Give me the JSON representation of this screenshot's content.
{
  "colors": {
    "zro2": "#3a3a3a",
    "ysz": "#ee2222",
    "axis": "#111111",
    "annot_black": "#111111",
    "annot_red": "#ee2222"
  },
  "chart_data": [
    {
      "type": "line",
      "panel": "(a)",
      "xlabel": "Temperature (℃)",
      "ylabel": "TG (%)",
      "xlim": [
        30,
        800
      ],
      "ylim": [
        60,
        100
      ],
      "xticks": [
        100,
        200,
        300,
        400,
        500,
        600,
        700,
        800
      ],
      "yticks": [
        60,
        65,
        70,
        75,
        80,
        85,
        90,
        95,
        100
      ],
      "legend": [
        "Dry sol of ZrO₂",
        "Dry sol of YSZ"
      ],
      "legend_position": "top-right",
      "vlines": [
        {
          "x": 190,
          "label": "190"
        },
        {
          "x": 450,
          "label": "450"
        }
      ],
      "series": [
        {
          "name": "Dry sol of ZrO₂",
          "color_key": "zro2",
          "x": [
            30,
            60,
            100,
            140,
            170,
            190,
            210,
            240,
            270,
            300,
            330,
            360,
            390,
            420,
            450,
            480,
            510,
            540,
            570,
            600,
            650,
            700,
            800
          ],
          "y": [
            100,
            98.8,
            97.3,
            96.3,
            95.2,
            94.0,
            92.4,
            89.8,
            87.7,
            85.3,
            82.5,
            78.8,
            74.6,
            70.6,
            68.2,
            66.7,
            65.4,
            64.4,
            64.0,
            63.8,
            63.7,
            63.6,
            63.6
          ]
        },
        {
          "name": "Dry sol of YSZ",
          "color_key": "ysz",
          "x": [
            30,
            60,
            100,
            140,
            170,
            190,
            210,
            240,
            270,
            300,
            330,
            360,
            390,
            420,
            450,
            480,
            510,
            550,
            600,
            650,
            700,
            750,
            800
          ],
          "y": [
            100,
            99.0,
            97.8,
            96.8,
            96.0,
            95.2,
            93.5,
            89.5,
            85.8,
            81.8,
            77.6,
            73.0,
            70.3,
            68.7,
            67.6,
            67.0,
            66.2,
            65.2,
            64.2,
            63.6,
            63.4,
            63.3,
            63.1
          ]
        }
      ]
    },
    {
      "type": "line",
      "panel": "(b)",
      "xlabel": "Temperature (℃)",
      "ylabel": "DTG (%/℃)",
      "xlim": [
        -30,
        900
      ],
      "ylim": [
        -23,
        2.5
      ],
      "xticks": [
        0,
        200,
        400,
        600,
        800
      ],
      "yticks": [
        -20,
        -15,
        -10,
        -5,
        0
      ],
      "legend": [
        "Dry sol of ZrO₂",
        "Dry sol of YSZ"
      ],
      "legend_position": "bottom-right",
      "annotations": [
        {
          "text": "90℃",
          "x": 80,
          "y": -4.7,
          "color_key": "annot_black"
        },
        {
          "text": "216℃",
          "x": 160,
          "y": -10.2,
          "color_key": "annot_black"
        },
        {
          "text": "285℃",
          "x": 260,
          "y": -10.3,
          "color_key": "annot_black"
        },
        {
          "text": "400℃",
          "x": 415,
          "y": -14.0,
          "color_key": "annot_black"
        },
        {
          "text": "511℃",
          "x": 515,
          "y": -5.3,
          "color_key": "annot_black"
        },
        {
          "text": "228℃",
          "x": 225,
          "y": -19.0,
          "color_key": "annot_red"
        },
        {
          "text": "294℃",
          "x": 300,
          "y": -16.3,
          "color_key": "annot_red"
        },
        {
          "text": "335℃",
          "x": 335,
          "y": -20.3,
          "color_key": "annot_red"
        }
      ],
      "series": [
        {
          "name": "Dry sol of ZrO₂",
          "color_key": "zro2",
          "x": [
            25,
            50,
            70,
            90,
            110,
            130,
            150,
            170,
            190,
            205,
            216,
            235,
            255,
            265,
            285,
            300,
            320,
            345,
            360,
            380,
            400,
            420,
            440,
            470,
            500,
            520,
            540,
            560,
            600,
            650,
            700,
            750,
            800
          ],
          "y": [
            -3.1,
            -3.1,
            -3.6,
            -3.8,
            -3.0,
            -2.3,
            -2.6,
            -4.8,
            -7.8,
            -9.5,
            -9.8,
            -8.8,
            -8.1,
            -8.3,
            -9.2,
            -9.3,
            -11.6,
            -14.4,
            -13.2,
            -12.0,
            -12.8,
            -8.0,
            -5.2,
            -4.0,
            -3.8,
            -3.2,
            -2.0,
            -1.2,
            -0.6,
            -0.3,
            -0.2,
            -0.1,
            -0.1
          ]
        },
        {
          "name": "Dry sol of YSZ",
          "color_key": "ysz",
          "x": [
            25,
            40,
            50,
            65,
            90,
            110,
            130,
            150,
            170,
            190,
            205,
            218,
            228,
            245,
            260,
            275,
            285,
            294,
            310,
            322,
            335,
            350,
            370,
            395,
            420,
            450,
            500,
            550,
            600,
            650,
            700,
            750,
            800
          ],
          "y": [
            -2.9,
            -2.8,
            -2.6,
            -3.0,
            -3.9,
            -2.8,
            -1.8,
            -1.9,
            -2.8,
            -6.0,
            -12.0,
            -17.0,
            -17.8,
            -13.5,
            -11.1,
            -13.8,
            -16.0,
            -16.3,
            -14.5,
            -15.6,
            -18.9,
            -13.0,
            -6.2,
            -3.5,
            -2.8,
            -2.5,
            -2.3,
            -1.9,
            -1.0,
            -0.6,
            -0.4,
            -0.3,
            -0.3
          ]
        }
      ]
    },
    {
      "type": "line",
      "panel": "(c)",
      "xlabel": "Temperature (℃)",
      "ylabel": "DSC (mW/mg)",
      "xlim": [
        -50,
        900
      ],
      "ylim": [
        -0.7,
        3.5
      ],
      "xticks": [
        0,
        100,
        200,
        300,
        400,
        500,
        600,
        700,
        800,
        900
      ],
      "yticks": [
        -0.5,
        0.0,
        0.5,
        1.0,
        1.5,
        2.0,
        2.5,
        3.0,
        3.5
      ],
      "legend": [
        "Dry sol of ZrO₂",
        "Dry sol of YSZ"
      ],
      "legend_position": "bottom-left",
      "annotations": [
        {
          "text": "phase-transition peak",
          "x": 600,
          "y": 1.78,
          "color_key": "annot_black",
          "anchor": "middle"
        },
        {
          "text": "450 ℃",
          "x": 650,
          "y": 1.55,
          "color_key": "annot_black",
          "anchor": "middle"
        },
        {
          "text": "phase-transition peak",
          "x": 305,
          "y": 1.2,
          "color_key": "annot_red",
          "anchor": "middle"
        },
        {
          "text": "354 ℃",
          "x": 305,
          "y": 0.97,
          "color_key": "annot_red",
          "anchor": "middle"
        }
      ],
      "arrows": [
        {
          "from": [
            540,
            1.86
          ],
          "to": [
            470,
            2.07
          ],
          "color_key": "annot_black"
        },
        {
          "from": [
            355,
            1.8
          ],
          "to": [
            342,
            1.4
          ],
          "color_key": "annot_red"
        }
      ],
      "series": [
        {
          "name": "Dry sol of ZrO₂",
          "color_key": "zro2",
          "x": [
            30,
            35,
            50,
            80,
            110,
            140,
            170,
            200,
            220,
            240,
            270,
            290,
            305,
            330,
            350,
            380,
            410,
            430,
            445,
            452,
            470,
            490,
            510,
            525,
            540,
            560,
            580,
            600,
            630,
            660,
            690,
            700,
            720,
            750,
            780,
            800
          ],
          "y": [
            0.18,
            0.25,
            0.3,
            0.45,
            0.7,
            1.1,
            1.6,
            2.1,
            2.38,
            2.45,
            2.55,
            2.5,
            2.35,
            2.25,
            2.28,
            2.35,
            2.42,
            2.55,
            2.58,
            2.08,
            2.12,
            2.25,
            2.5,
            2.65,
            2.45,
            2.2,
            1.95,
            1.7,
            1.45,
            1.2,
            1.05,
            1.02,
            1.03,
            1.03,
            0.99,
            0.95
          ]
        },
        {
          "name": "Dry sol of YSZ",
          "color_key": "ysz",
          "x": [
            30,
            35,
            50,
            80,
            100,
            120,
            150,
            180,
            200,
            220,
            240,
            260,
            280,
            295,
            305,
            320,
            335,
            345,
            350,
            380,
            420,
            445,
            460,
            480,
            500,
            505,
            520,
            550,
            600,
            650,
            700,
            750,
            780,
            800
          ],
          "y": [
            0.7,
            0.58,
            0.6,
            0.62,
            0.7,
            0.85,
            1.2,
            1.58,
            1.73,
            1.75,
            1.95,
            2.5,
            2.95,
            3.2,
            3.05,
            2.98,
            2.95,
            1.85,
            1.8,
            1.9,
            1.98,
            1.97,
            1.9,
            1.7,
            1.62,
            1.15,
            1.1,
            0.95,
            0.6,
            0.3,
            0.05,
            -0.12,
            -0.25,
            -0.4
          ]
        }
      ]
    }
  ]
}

++++++

§ Given instruction
Where a line above contains the string "right", copy that line.

§ Finished answer
      "legend_position": "top-right",
      "legend_position": "bottom-right",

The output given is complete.